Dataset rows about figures
———

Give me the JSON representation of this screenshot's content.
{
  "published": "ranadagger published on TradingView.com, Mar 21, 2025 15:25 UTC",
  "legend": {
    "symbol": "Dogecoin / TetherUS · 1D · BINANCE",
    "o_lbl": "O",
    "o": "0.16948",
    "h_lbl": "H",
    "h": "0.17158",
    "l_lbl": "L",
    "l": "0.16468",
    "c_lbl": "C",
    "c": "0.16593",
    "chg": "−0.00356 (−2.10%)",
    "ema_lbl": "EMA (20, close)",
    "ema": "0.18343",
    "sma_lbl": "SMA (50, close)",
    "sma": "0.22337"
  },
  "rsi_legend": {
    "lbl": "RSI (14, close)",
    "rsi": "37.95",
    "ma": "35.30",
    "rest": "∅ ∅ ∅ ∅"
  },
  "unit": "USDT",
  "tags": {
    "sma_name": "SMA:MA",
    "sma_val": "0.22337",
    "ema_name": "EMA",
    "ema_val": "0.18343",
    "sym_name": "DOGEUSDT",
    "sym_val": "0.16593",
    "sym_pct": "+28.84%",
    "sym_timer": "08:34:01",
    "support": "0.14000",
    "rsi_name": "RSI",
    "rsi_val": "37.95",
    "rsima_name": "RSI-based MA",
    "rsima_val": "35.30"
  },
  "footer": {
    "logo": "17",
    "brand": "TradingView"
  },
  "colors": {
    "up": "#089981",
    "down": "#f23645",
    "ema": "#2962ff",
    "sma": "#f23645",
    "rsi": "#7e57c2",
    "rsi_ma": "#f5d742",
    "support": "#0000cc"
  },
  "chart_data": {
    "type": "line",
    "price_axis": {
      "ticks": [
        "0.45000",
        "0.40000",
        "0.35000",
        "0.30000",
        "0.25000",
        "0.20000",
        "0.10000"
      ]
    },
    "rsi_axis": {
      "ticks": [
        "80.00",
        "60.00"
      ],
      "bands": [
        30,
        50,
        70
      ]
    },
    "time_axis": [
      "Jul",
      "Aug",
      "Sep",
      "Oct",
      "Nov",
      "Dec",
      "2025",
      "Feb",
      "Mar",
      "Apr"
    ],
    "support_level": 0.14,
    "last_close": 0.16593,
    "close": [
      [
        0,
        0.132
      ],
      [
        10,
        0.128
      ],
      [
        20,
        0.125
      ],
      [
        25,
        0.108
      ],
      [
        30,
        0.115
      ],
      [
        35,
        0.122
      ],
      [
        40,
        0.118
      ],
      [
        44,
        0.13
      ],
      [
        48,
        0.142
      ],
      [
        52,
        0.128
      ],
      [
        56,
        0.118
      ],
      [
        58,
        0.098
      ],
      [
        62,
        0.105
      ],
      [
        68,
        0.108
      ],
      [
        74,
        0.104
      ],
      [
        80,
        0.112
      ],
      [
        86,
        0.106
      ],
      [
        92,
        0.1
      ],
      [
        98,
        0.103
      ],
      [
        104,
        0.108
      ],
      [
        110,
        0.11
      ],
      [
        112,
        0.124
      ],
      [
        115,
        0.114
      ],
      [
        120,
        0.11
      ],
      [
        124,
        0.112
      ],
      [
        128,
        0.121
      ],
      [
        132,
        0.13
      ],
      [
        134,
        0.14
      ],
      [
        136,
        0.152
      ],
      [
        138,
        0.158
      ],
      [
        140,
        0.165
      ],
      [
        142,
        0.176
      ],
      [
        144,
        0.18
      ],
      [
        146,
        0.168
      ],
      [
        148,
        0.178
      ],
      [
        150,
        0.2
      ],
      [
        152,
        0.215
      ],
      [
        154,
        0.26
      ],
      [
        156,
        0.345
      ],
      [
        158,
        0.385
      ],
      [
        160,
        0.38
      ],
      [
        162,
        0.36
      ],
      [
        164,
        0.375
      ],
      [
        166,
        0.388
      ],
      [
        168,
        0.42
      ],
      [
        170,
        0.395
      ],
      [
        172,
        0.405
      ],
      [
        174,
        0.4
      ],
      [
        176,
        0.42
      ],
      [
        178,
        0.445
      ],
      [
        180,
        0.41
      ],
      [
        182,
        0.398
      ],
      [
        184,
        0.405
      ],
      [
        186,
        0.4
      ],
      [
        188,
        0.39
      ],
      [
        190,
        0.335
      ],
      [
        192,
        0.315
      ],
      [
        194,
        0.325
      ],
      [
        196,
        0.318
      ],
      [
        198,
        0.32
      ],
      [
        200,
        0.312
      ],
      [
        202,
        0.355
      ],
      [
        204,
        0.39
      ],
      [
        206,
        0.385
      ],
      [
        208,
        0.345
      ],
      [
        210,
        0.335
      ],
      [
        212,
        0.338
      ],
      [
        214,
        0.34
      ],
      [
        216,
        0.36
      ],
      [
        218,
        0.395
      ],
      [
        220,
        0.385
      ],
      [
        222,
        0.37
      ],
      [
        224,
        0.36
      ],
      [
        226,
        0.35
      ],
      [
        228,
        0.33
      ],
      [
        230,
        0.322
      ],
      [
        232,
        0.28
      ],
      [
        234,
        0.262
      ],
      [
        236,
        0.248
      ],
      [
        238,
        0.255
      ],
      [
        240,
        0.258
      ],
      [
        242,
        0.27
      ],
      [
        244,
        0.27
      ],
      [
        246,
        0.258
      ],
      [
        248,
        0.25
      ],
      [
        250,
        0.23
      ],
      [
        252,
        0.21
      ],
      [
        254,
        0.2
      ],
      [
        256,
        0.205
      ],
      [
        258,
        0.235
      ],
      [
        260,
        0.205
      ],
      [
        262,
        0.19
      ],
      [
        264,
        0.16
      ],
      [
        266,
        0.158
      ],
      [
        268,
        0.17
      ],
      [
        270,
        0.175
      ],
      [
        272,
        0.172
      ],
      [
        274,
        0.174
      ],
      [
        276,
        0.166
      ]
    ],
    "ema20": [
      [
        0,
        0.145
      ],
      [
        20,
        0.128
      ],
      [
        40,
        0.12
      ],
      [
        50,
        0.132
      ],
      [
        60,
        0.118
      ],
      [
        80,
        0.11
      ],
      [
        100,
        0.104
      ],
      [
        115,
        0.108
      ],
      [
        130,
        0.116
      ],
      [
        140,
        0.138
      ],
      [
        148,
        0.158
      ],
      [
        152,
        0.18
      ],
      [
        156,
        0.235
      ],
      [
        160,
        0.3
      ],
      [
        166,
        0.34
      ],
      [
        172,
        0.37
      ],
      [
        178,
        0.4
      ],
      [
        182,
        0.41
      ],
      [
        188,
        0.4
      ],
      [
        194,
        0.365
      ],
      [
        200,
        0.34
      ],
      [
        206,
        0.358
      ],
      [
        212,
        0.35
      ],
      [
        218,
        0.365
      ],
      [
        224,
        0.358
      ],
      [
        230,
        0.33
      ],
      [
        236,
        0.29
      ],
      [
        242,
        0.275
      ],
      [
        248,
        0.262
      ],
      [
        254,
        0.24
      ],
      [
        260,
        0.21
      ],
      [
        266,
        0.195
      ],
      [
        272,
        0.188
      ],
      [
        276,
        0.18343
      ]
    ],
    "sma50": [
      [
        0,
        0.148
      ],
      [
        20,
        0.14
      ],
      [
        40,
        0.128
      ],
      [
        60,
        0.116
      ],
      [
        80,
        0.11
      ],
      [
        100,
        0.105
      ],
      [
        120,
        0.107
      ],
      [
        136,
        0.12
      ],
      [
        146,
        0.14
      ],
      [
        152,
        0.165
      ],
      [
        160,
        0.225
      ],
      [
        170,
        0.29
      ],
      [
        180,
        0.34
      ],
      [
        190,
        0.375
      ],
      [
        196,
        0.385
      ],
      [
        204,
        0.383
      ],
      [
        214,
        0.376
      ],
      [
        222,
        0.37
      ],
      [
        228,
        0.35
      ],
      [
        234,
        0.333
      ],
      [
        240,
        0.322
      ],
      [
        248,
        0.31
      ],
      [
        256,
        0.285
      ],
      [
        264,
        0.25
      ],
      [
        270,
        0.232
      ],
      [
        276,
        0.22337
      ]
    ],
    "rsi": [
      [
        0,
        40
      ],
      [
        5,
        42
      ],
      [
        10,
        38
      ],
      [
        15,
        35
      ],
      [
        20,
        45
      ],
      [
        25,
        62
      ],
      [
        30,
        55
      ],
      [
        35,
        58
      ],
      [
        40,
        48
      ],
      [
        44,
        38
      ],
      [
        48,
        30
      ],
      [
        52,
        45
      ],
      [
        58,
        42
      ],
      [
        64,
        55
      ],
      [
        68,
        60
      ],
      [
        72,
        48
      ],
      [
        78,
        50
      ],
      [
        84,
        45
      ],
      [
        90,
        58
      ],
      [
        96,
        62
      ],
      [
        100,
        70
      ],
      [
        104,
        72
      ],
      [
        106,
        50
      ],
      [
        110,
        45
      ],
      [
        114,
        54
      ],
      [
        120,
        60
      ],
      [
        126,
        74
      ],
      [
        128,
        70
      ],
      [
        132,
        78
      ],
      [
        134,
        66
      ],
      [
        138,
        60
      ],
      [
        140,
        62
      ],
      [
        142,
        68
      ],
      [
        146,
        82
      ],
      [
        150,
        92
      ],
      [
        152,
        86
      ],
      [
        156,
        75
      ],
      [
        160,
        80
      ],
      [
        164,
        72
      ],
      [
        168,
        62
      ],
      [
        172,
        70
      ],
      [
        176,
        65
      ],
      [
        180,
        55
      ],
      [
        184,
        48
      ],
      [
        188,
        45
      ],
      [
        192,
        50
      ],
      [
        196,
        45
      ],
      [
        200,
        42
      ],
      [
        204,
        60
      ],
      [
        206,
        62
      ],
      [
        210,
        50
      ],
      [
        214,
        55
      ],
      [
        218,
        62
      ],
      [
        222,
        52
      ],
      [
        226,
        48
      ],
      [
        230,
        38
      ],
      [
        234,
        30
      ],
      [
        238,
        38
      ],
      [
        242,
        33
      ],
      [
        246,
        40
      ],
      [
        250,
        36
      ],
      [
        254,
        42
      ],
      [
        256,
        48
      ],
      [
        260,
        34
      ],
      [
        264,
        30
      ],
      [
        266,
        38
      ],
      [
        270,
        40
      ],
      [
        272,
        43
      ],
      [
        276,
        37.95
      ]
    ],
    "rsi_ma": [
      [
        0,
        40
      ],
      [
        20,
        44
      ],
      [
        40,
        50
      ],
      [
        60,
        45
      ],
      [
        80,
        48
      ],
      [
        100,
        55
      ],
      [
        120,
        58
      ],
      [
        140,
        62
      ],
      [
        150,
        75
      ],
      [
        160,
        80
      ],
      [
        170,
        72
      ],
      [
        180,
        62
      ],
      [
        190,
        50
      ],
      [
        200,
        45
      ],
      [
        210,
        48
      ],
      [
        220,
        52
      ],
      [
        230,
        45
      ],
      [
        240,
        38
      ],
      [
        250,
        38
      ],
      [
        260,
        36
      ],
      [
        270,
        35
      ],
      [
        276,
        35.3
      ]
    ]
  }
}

———

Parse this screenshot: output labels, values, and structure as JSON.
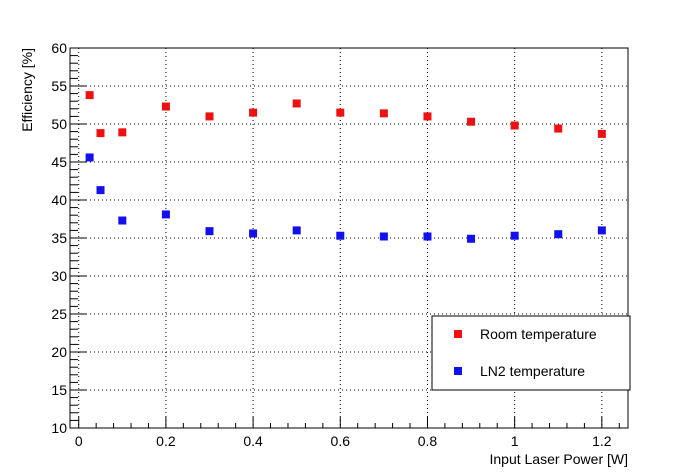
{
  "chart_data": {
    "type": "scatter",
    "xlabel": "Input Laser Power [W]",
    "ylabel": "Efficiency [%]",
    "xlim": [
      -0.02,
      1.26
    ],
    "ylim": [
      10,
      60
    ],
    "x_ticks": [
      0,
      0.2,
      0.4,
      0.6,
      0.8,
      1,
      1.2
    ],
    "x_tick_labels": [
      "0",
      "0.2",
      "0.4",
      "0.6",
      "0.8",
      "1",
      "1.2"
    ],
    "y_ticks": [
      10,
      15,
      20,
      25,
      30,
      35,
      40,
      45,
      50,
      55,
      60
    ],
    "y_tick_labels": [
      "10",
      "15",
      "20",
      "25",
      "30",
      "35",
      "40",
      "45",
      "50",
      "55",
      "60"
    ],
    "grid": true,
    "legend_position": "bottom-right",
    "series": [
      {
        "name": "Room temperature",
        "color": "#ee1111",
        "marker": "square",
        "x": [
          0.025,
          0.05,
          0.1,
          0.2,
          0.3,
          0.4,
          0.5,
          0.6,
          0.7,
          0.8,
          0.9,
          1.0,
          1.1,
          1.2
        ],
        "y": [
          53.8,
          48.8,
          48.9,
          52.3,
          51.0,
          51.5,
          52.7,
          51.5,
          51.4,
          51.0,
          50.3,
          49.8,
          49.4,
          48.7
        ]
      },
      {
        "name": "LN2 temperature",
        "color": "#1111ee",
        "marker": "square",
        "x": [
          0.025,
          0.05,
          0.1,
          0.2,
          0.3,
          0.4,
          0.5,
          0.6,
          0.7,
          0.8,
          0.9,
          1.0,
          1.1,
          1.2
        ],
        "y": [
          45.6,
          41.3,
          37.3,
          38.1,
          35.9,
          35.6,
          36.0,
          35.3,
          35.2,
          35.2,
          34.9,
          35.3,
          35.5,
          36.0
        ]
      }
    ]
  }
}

———

**What you are asked to do:**
All lines that include "TradingView" are to be gathered and copied.

**Reply to the task:**
  "published": "ranadagger published on TradingView.com, Mar 21, 2025 15:25 UTC",
    "brand": "TradingView"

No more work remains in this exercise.